DIRECTIONS: Transcribe each record exactly. Include every one.

Collection entries:
<<<<
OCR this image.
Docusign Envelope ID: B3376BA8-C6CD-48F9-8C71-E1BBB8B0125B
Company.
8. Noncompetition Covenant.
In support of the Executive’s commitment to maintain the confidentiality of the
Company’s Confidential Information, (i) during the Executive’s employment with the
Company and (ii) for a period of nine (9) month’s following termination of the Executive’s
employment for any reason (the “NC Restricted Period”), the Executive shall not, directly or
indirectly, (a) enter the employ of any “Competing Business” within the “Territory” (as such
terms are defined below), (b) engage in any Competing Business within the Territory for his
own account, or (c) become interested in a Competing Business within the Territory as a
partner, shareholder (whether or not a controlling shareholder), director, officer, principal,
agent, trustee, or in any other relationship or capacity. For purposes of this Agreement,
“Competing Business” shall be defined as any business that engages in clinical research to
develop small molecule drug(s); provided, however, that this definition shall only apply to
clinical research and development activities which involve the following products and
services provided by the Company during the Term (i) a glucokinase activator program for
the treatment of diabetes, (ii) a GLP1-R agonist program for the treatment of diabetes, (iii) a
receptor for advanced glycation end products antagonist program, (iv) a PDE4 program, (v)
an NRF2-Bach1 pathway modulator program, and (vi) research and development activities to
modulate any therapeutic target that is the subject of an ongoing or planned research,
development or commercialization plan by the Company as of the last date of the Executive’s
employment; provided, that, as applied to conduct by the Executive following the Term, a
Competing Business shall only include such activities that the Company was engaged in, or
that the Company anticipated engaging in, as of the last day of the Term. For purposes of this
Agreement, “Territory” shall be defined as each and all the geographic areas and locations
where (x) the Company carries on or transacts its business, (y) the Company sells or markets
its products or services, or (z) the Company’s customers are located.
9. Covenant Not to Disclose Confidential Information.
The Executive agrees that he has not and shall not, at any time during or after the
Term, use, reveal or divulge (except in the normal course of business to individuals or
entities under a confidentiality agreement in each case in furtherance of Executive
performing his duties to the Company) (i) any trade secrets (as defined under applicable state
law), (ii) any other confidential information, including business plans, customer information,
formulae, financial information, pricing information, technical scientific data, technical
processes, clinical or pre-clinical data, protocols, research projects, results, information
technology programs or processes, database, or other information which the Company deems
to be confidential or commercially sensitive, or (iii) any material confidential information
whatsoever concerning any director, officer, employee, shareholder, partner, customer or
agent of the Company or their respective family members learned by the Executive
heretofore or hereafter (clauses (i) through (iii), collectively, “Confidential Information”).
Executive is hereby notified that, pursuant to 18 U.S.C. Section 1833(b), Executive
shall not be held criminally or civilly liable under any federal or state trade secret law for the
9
>>>>
SOLUTION TO THE EXERCISE:
OCR this image.
Docusign Envelope ID: B3376BA8-C6CD-48F9-8C71-E1BBB8B0125B
Company.
8. Noncompetition Covenant.
In support of the Executive’s commitment to maintain the confidentiality of the
Company’s Confidential Information, (i) during the Executive’s employment with the
Company and (ii) for a period of nine (9) month’s following termination of the Executive’s
employment for any reason (the “NC Restricted Period”), the Executive shall not, directly or
indirectly, (a) enter the employ of any “Competing Business” within the “Territory” (as such
terms are defined below), (b) engage in any Competing Business within the Territory for his
own account, or (c) become interested in a Competing Business within the Territory as a
partner, shareholder (whether or not a controlling shareholder), director, officer, principal,
agent, trustee, or in any other relationship or capacity. For purposes of this Agreement,
“Competing Business” shall be defined as any business that engages in clinical research to
develop small molecule drug(s); provided, however, that this definition shall only apply to
clinical research and development activities which involve the following products and
services provided by the Company during the Term (i) a glucokinase activator program for
the treatment of diabetes, (ii) a GLP1-R agonist program for the treatment of diabetes, (iii) a
receptor for advanced glycation end products antagonist program, (iv) a PDE4 program, (v)
an NRF2-Bach1 pathway modulator program, and (vi) research and development activities to
modulate any therapeutic target that is the subject of an ongoing or planned research,
development or commercialization plan by the Company as of the last date of the Executive’s
employment; provided, that, as applied to conduct by the Executive following the Term, a
Competing Business shall only include such activities that the Company was engaged in, or
that the Company anticipated engaging in, as of the last day of the Term. For purposes of this
Agreement, “Territory” shall be defined as each and all the geographic areas and locations
where (x) the Company carries on or transacts its business, (y) the Company sells or markets
its products or services, or (z) the Company’s customers are located.
9. Covenant Not to Disclose Confidential Information.
The Executive agrees that he has not and shall not, at any time during or after the
Term, use, reveal or divulge (except in the normal course of business to individuals or
entities under a confidentiality agreement in each case in furtherance of Executive
performing his duties to the Company) (i) any trade secrets (as defined under applicable state
law), (ii) any other confidential information, including business plans, customer information,
formulae, financial information, pricing information, technical scientific data, technical
processes, clinical or pre-clinical data, protocols, research projects, results, information
technology programs or processes, database, or other information which the Company deems
to be confidential or commercially sensitive, or (iii) any material confidential information
whatsoever concerning any director, officer, employee, shareholder, partner, customer or
agent of the Company or their respective family members learned by the Executive
heretofore or hereafter (clauses (i) through (iii), collectively, “Confidential Information”).
Executive is hereby notified that, pursuant to 18 U.S.C. Section 1833(b), Executive
shall not be held criminally or civilly liable under any federal or state trade secret law for the
9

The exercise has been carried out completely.